— Start Material for the task —
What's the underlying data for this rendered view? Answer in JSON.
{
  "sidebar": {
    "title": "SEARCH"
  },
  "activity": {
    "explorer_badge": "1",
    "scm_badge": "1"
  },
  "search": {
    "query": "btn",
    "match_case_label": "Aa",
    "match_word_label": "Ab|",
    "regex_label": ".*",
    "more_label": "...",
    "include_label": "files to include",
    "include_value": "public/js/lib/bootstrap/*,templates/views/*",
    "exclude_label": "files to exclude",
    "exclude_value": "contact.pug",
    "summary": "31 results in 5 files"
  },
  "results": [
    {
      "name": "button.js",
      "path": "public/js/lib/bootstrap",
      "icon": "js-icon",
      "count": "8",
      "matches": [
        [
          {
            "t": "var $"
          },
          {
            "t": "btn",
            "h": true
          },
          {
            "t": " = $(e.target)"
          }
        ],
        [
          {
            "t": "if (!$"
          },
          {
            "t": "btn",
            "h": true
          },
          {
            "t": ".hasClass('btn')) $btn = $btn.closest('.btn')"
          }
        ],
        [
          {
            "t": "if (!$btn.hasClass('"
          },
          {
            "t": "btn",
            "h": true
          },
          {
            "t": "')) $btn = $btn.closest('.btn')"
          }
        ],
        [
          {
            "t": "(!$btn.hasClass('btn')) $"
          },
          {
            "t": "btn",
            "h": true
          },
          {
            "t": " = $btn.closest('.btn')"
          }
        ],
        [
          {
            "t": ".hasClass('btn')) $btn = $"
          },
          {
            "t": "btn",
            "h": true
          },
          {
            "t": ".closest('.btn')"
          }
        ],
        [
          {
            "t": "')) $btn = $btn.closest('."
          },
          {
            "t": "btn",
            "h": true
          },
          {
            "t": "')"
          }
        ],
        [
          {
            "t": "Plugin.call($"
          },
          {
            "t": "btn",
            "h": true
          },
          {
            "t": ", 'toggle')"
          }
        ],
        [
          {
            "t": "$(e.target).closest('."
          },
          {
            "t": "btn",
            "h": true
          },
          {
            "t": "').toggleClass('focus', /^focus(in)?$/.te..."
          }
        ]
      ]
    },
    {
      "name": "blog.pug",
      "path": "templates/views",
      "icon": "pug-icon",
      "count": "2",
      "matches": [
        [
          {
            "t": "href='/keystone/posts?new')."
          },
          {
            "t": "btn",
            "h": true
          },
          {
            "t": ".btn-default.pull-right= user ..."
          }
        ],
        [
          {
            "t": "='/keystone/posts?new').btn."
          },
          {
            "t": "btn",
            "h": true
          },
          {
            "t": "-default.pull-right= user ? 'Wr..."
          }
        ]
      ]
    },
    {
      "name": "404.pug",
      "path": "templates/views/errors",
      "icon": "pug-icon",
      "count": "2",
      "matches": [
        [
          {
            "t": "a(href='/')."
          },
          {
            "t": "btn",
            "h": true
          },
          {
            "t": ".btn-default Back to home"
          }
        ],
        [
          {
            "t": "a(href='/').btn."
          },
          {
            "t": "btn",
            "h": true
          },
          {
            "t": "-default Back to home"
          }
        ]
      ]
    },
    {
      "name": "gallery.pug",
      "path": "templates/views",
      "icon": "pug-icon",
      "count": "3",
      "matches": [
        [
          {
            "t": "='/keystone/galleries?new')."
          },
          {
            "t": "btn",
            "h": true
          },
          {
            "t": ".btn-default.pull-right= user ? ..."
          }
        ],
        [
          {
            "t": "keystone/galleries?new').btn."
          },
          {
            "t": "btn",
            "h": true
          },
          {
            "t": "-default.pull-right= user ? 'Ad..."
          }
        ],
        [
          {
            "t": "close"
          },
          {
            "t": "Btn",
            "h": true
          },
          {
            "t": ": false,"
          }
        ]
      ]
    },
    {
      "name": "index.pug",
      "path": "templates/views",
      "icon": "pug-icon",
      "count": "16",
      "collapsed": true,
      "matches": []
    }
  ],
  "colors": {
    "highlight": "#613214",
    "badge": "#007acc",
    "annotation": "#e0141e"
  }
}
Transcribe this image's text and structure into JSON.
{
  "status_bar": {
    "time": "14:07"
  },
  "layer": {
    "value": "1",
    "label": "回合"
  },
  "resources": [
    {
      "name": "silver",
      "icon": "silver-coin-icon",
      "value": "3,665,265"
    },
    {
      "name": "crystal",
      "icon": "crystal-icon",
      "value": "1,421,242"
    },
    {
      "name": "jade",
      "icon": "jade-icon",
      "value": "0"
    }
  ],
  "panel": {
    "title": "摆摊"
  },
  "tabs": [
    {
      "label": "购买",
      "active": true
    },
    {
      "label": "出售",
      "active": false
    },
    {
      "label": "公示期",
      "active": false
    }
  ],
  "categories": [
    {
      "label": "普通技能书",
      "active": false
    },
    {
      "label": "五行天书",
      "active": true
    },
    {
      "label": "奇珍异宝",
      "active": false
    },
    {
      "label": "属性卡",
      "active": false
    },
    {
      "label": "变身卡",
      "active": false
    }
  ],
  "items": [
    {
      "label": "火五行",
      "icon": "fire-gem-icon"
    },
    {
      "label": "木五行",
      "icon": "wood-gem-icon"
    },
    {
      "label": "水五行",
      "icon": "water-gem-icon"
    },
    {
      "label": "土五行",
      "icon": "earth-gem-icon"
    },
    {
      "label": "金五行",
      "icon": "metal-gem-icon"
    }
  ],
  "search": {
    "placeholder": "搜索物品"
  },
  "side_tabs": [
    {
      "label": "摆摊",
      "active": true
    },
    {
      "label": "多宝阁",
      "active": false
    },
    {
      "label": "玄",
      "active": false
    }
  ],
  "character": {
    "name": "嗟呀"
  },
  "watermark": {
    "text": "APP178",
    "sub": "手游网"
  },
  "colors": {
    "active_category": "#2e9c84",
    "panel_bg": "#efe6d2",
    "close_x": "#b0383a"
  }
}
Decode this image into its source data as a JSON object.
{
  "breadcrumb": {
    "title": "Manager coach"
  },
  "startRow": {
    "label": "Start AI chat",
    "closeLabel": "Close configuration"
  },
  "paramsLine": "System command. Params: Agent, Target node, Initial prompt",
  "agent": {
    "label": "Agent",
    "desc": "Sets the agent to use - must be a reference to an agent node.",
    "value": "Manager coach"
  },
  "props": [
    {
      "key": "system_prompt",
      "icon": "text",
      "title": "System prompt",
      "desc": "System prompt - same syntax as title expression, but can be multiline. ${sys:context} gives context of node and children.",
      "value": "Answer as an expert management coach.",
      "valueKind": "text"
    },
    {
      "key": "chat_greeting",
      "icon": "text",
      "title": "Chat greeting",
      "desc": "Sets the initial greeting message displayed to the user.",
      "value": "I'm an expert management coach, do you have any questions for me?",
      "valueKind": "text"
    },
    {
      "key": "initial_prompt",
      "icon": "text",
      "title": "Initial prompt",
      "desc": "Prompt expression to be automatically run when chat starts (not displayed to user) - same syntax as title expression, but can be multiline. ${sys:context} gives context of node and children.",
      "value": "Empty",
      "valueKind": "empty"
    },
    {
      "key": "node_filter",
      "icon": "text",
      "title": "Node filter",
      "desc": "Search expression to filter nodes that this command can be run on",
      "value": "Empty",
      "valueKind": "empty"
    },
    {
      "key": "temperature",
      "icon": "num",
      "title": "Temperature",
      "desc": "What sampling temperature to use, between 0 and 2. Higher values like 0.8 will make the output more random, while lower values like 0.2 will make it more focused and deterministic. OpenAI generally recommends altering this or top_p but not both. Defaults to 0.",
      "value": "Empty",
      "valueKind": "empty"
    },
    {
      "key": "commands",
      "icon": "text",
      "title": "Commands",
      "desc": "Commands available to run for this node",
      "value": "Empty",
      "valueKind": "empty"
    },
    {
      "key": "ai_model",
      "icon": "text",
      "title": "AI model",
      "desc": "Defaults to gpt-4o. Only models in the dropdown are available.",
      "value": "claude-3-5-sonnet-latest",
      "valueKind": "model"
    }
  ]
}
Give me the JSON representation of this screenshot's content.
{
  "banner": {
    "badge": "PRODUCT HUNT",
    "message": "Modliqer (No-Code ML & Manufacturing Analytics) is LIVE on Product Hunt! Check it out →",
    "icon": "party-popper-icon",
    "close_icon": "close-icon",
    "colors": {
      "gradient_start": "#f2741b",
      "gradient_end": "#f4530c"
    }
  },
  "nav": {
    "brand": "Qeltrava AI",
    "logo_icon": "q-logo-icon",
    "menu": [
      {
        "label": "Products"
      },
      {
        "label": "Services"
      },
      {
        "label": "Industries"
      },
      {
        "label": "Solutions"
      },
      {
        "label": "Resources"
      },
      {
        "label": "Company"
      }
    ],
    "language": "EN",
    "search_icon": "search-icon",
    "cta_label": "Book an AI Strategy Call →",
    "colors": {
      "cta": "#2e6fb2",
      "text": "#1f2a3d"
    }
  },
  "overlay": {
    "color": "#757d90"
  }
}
— End Material for the task —
**Written request**:
Report how many lines above hold the string "expert", giving nothing but the number.

**Written response**:
2